# Aim
Select the lines that contain "will" and copy each of them.

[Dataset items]

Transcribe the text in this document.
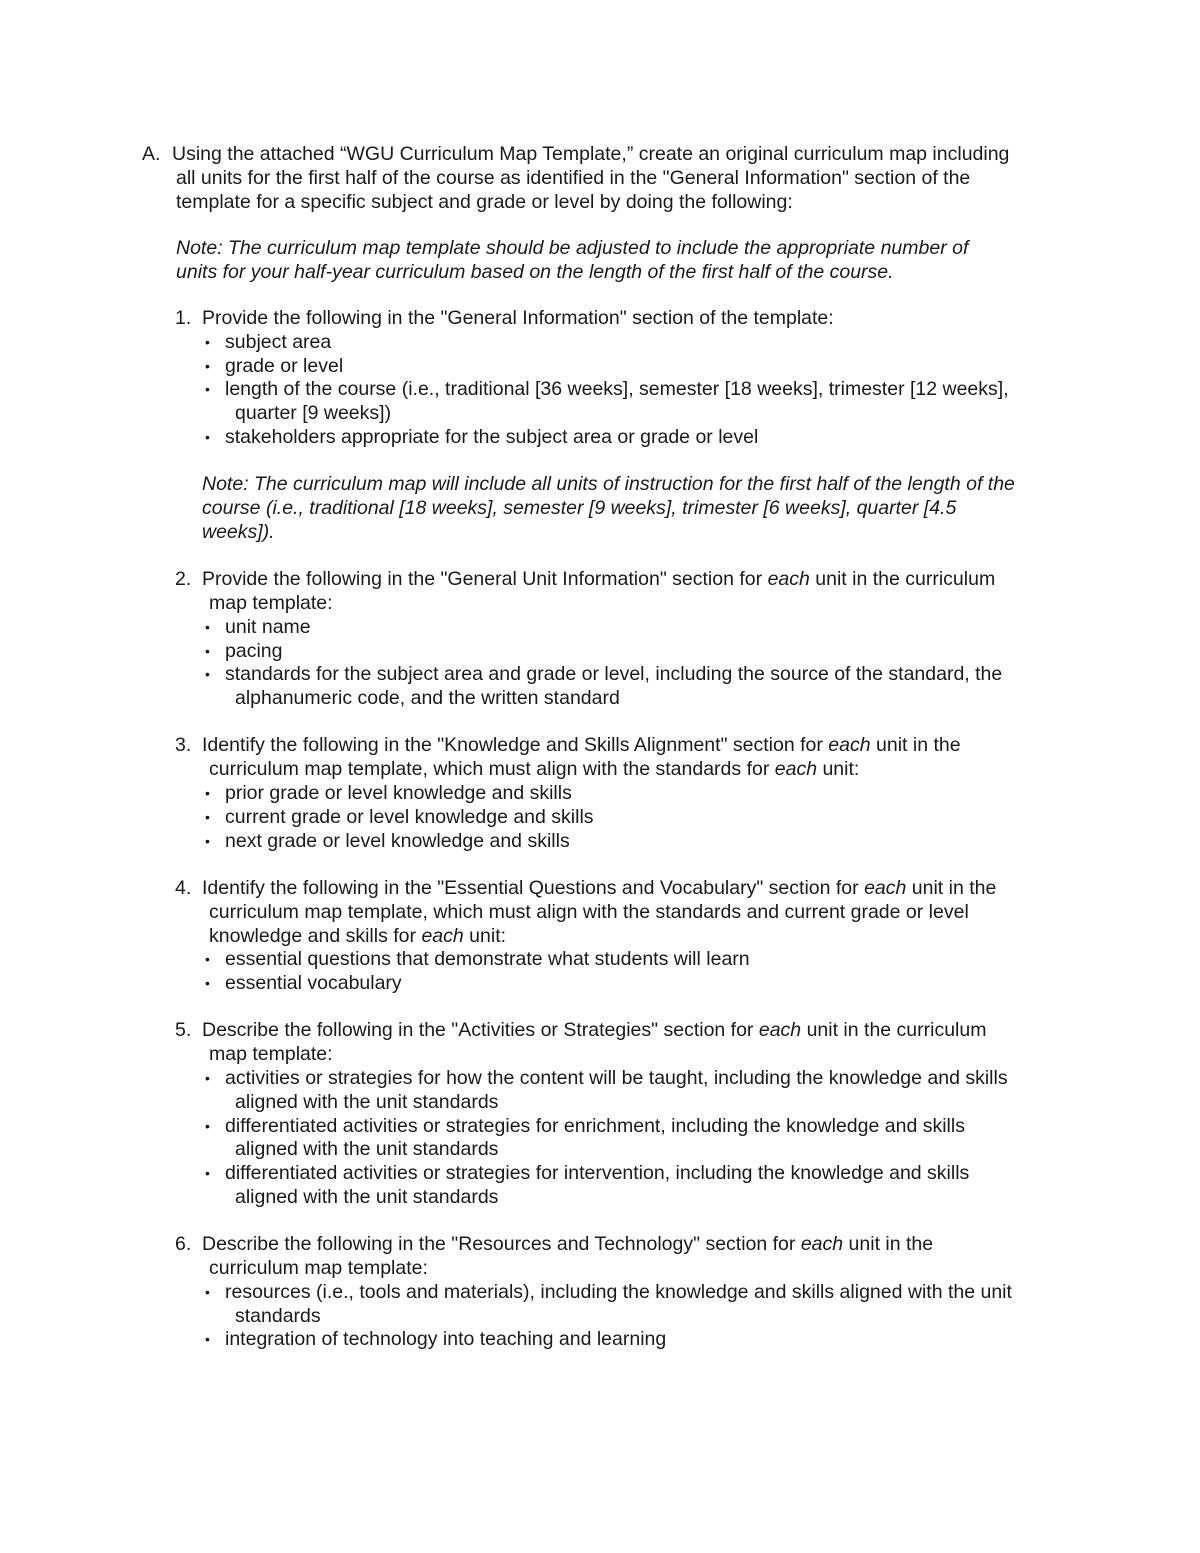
A. Using the attached “WGU Curriculum Map Template,” create an original curriculum map including
all units for the first half of the course as identified in the "General Information" section of the
template for a specific subject and grade or level by doing the following:

Note: The curriculum map template should be adjusted to include the appropriate number of
units for your half-year curriculum based on the length of the first half of the course.

1. Provide the following in the "General Information" section of the template:
• subject area
• grade or level
• length of the course (i.e., traditional [36 weeks], semester [18 weeks], trimester [12 weeks],
quarter [9 weeks])
• stakeholders appropriate for the subject area or grade or level

Note: The curriculum map will include all units of instruction for the first half of the length of the
course (i.e., traditional [18 weeks], semester [9 weeks], trimester [6 weeks], quarter [4.5
weeks]).

2. Provide the following in the "General Unit Information" section for each unit in the curriculum
map template:
• unit name
• pacing
• standards for the subject area and grade or level, including the source of the standard, the
alphanumeric code, and the written standard
3. Identify the following in the "Knowledge and Skills Alignment" section for each unit in the
curriculum map template, which must align with the standards for each unit:
• prior grade or level knowledge and skills
• current grade or level knowledge and skills
• next grade or level knowledge and skills
4. Identify the following in the "Essential Questions and Vocabulary" section for each unit in the
curriculum map template, which must align with the standards and current grade or level
knowledge and skills for each unit:
• essential questions that demonstrate what students will learn
• essential vocabulary
5. Describe the following in the "Activities or Strategies" section for each unit in the curriculum
map template:
• activities or strategies for how the content will be taught, including the knowledge and skills
aligned with the unit standards
• differentiated activities or strategies for enrichment, including the knowledge and skills
aligned with the unit standards
• differentiated activities or strategies for intervention, including the knowledge and skills
aligned with the unit standards
6. Describe the following in the "Resources and Technology" section for each unit in the
curriculum map template:
• resources (i.e., tools and materials), including the knowledge and skills aligned with the unit
standards
• integration of technology into teaching and learning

# Finished task
Note: The curriculum map will include all units of instruction for the first half of the length of the
• essential questions that demonstrate what students will learn
• activities or strategies for how the content will be taught, including the knowledge and skills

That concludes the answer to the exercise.